Entries:
****************************************

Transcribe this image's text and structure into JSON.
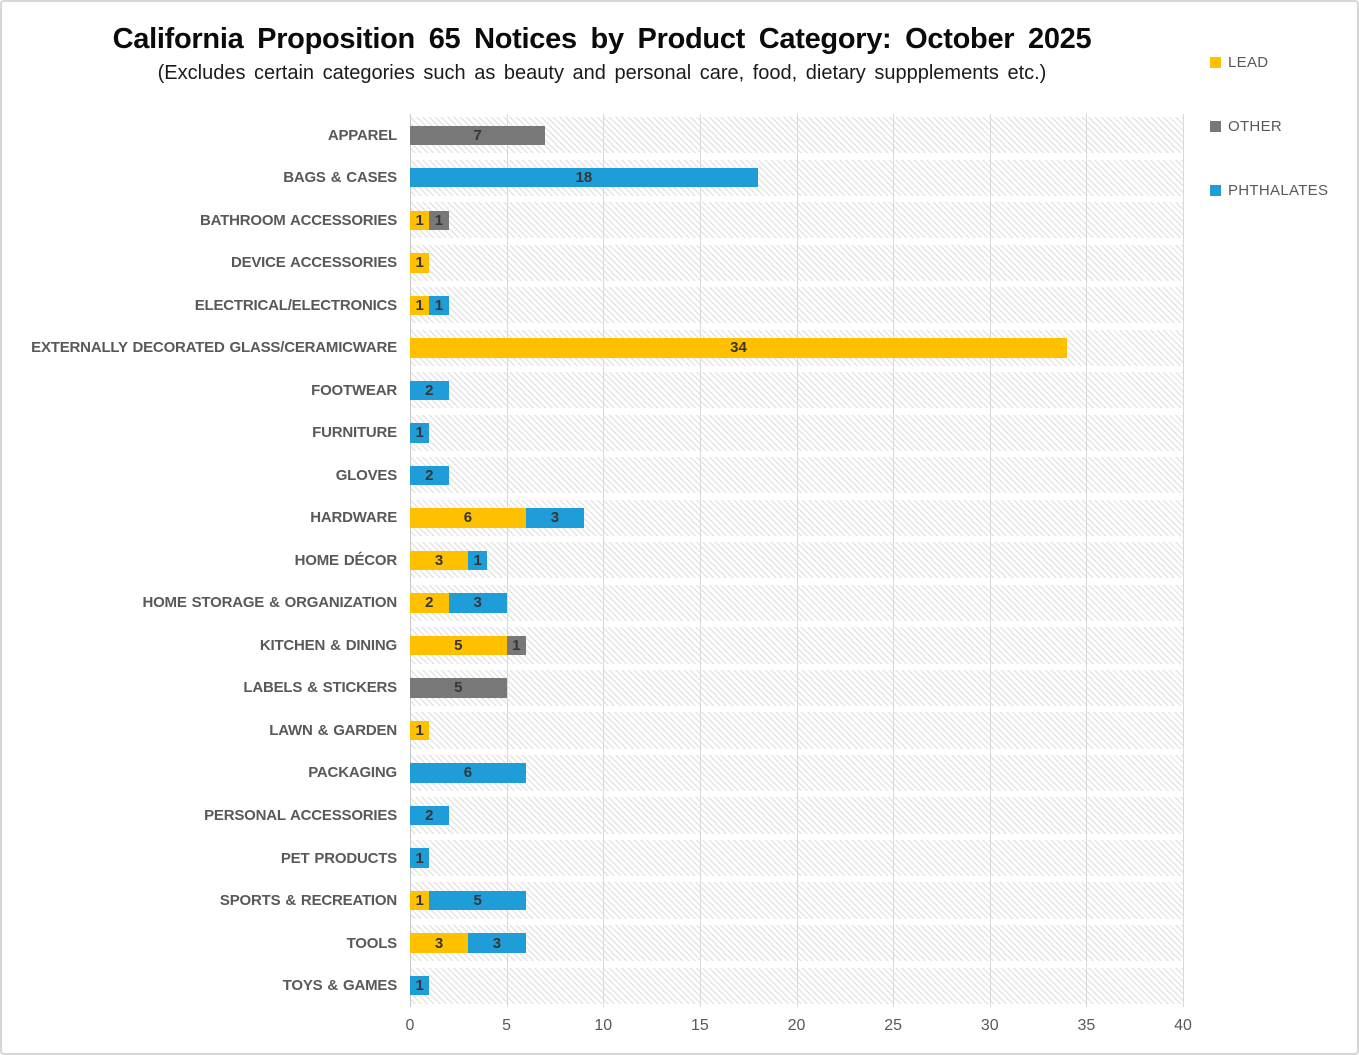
{
  "chart_data": {
    "type": "bar",
    "orientation": "horizontal",
    "stacked": true,
    "title": "California Proposition 65 Notices by Product Category: October 2025",
    "subtitle": "(Excludes certain categories such as beauty and personal care, food, dietary suppplements etc.)",
    "categories": [
      "APPAREL",
      "BAGS & CASES",
      "BATHROOM ACCESSORIES",
      "DEVICE ACCESSORIES",
      "ELECTRICAL/ELECTRONICS",
      "EXTERNALLY DECORATED GLASS/CERAMICWARE",
      "FOOTWEAR",
      "FURNITURE",
      "GLOVES",
      "HARDWARE",
      "HOME DÉCOR",
      "HOME STORAGE & ORGANIZATION",
      "KITCHEN & DINING",
      "LABELS & STICKERS",
      "LAWN & GARDEN",
      "PACKAGING",
      "PERSONAL ACCESSORIES",
      "PET PRODUCTS",
      "SPORTS & RECREATION",
      "TOOLS",
      "TOYS & GAMES"
    ],
    "series": [
      {
        "name": "LEAD",
        "color": "#FFC000",
        "values": [
          0,
          0,
          1,
          1,
          1,
          34,
          0,
          0,
          0,
          6,
          3,
          2,
          5,
          0,
          1,
          0,
          0,
          0,
          1,
          3,
          0
        ]
      },
      {
        "name": "OTHER",
        "color": "#787878",
        "values": [
          7,
          0,
          1,
          0,
          0,
          0,
          0,
          0,
          0,
          0,
          0,
          0,
          1,
          5,
          0,
          0,
          0,
          0,
          0,
          0,
          0
        ]
      },
      {
        "name": "PHTHALATES",
        "color": "#1E9DD8",
        "values": [
          0,
          18,
          0,
          0,
          1,
          0,
          2,
          1,
          2,
          3,
          1,
          3,
          0,
          0,
          0,
          6,
          2,
          1,
          5,
          3,
          1
        ]
      }
    ],
    "xlim": [
      0,
      40
    ],
    "x_ticks": [
      "0",
      "5",
      "10",
      "15",
      "20",
      "25",
      "30",
      "35",
      "40"
    ],
    "xlabel": "",
    "ylabel": "",
    "legend_position": "top-right",
    "grid": "vertical",
    "plot_background": "light diagonal hatch band per category",
    "data_labels": "value centered inside each segment",
    "colors": {
      "gridline": "#D9D9D9",
      "hatch": "#E4E4E4",
      "category_label": "#595959",
      "tick_label": "#595959",
      "data_label": "#363636",
      "title": "#0B0B0B"
    }
  }
}
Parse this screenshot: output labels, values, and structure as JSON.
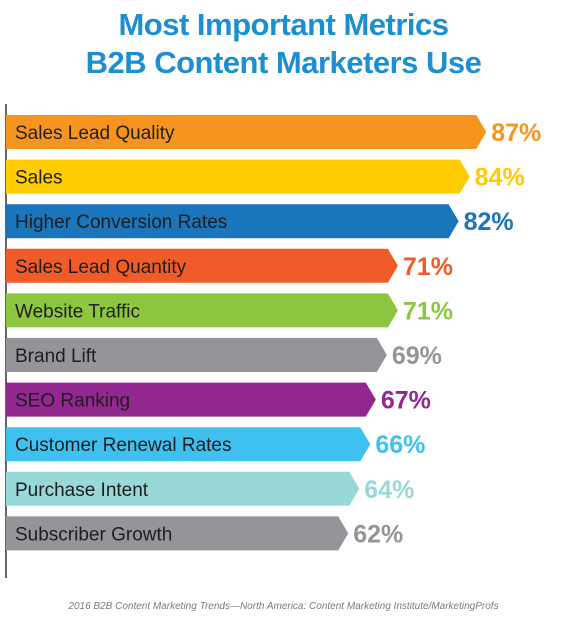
{
  "title_line1": "Most Important Metrics",
  "title_line2": "B2B Content Marketers Use",
  "source": "2016 B2B Content Marketing Trends—North America: Content Marketing Institute/MarketingProfs",
  "chart_data": {
    "type": "bar",
    "orientation": "horizontal",
    "title": "Most Important Metrics B2B Content Marketers Use",
    "xlim": [
      0,
      100
    ],
    "grid": false,
    "categories": [
      "Sales Lead Quality",
      "Sales",
      "Higher Conversion Rates",
      "Sales Lead Quantity",
      "Website Traffic",
      "Brand Lift",
      "SEO Ranking",
      "Customer Renewal Rates",
      "Purchase Intent",
      "Subscriber Growth"
    ],
    "values": [
      87,
      84,
      82,
      71,
      71,
      69,
      67,
      66,
      64,
      62
    ],
    "value_labels": [
      "87%",
      "84%",
      "82%",
      "71%",
      "71%",
      "69%",
      "67%",
      "66%",
      "64%",
      "62%"
    ],
    "colors": [
      "#f7941e",
      "#ffcc00",
      "#1a75bb",
      "#f15a29",
      "#8dc63f",
      "#939598",
      "#92278f",
      "#3fc1f0",
      "#98d8d9",
      "#939598"
    ],
    "label_colors": [
      "#f7941e",
      "#ffcc00",
      "#1a75bb",
      "#f15a29",
      "#8dc63f",
      "#939598",
      "#92278f",
      "#3fc1f0",
      "#98d8d9",
      "#939598"
    ]
  }
}
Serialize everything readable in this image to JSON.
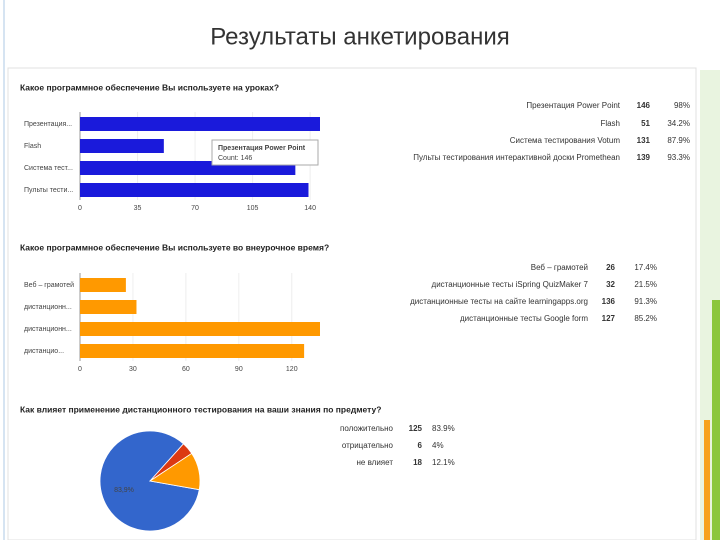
{
  "title": "Результаты анкетирования",
  "chart_data": [
    {
      "type": "hbar",
      "title": "Какое программное обеспечение Вы используете на уроках?",
      "categories": [
        "Презентация...",
        "Flash",
        "Система тест...",
        "Пульты тести..."
      ],
      "legend_labels": [
        "Презентация Power Point",
        "Flash",
        "Система тестирования Votum",
        "Пульты тестирования интерактивной доски Promethean"
      ],
      "values": [
        146,
        51,
        131,
        139
      ],
      "percent_labels": [
        "98%",
        "34.2%",
        "87.9%",
        "93.3%"
      ],
      "color": "#1a1adb",
      "xlim": [
        0,
        146
      ],
      "xticks": [
        0,
        35,
        70,
        105,
        140
      ],
      "tooltip": [
        "Презентация Power Point",
        "Count: 146"
      ]
    },
    {
      "type": "hbar",
      "title": "Какое программное обеспечение Вы используете во внеурочное время?",
      "categories": [
        "Веб – грамотей",
        "дистанционн...",
        "дистанционн...",
        "дистанцио..."
      ],
      "legend_labels": [
        "Веб – грамотей",
        "дистанционные тесты iSpring QuizMaker 7",
        "дистанционные тесты на сайте learningapps.org",
        "дистанционные тесты Google form"
      ],
      "values": [
        26,
        32,
        136,
        127
      ],
      "percent_labels": [
        "17.4%",
        "21.5%",
        "91.3%",
        "85.2%"
      ],
      "color": "#ff9900",
      "xlim": [
        0,
        136
      ],
      "xticks": [
        0,
        30,
        60,
        90,
        120
      ]
    },
    {
      "type": "pie",
      "title": "Как влияет применение дистанционного тестирования на ваши знания по предмету?",
      "categories": [
        "положительно",
        "отрицательно",
        "не влияет"
      ],
      "values": [
        125,
        6,
        18
      ],
      "percent_labels": [
        "83.9%",
        "4%",
        "12.1%"
      ],
      "value_labels": [
        "83,9%",
        null,
        null
      ],
      "colors": [
        "#3366cc",
        "#dc3912",
        "#ff9900"
      ]
    }
  ]
}
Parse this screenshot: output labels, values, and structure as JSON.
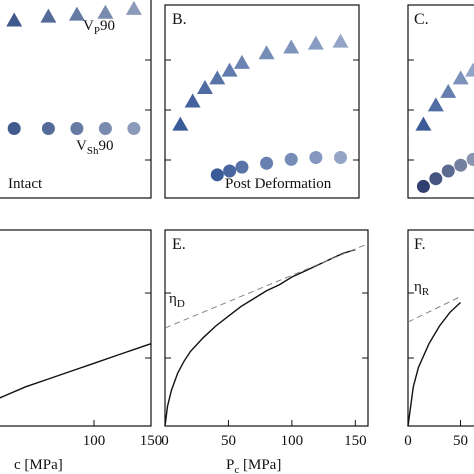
{
  "chart_data": [
    {
      "type": "scatter",
      "panel": "A",
      "label_top": "V",
      "label_top_sub": "P",
      "label_top_suffix": "90",
      "label_bottom": "V",
      "label_bottom_sub": "Sh",
      "label_bottom_suffix": "90",
      "annotation": "Intact",
      "series": [
        {
          "marker": "triangle",
          "color": "#2e4a82",
          "x": [
            5,
            30,
            60,
            85,
            110,
            135
          ],
          "y": [
            0.9,
            0.92,
            0.94,
            0.95,
            0.96,
            0.98
          ]
        },
        {
          "marker": "circle",
          "color": "#2e4a82",
          "x": [
            5,
            30,
            60,
            85,
            110,
            135
          ],
          "y": [
            0.36,
            0.36,
            0.36,
            0.36,
            0.36,
            0.36
          ]
        }
      ]
    },
    {
      "type": "scatter",
      "panel": "B",
      "panel_label": "B.",
      "annotation": "Post Deformation",
      "series": [
        {
          "marker": "triangle",
          "color": "#3a5a98",
          "x": [
            10,
            20,
            30,
            40,
            50,
            60,
            80,
            100,
            120,
            140
          ],
          "y": [
            0.38,
            0.5,
            0.57,
            0.62,
            0.66,
            0.7,
            0.75,
            0.78,
            0.8,
            0.81
          ]
        },
        {
          "marker": "circle",
          "color": "#3a5a98",
          "x": [
            40,
            50,
            60,
            80,
            100,
            120,
            140
          ],
          "y": [
            0.12,
            0.14,
            0.16,
            0.18,
            0.2,
            0.21,
            0.21
          ]
        }
      ]
    },
    {
      "type": "scatter",
      "panel": "C",
      "panel_label": "C.",
      "series": [
        {
          "marker": "triangle",
          "color": "#3a5a98",
          "x": [
            10,
            20,
            30,
            40,
            50
          ],
          "y": [
            0.38,
            0.48,
            0.55,
            0.62,
            0.66
          ]
        },
        {
          "marker": "circle",
          "color": "#2e3f70",
          "x": [
            10,
            20,
            30,
            40,
            50
          ],
          "y": [
            0.06,
            0.1,
            0.14,
            0.17,
            0.2
          ]
        }
      ]
    },
    {
      "type": "line",
      "panel": "D",
      "xlim": [
        0,
        150
      ],
      "xticks": [
        100,
        150
      ],
      "xlabel": "c [MPa]",
      "series": [
        {
          "style": "solid",
          "x": [
            0,
            20,
            40,
            60,
            80,
            100,
            120,
            150
          ],
          "y": [
            0.1,
            0.15,
            0.2,
            0.24,
            0.28,
            0.32,
            0.36,
            0.42
          ]
        }
      ]
    },
    {
      "type": "line",
      "panel": "E",
      "panel_label": "E.",
      "annotation": "η",
      "annotation_sub": "D",
      "xlim": [
        0,
        160
      ],
      "xticks": [
        0,
        50,
        100,
        150
      ],
      "xlabel_main": "P",
      "xlabel_sub": "c",
      "xlabel_unit": " [MPa]",
      "series": [
        {
          "style": "solid",
          "x": [
            0,
            2,
            5,
            10,
            15,
            20,
            30,
            40,
            50,
            60,
            70,
            80,
            90,
            100,
            110,
            120,
            130,
            140,
            150
          ],
          "y": [
            0.0,
            0.1,
            0.18,
            0.27,
            0.33,
            0.38,
            0.45,
            0.51,
            0.56,
            0.61,
            0.65,
            0.69,
            0.72,
            0.76,
            0.79,
            0.82,
            0.85,
            0.88,
            0.9
          ]
        },
        {
          "style": "dashed",
          "x": [
            0,
            160
          ],
          "y": [
            0.5,
            0.93
          ]
        }
      ]
    },
    {
      "type": "line",
      "panel": "F",
      "panel_label": "F.",
      "annotation": "η",
      "annotation_sub": "R",
      "xlim": [
        0,
        160
      ],
      "xticks": [
        0,
        50
      ],
      "series": [
        {
          "style": "solid",
          "x": [
            0,
            5,
            10,
            20,
            30,
            40,
            50
          ],
          "y": [
            0.0,
            0.2,
            0.3,
            0.42,
            0.51,
            0.58,
            0.63
          ]
        },
        {
          "style": "dashed",
          "x": [
            0,
            50
          ],
          "y": [
            0.53,
            0.66
          ]
        }
      ]
    }
  ]
}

****************************************

Work to be completed: Copy every line of the records above that contains "Система".

Output:
        "Система тест...",
        "Система тестирования Votum",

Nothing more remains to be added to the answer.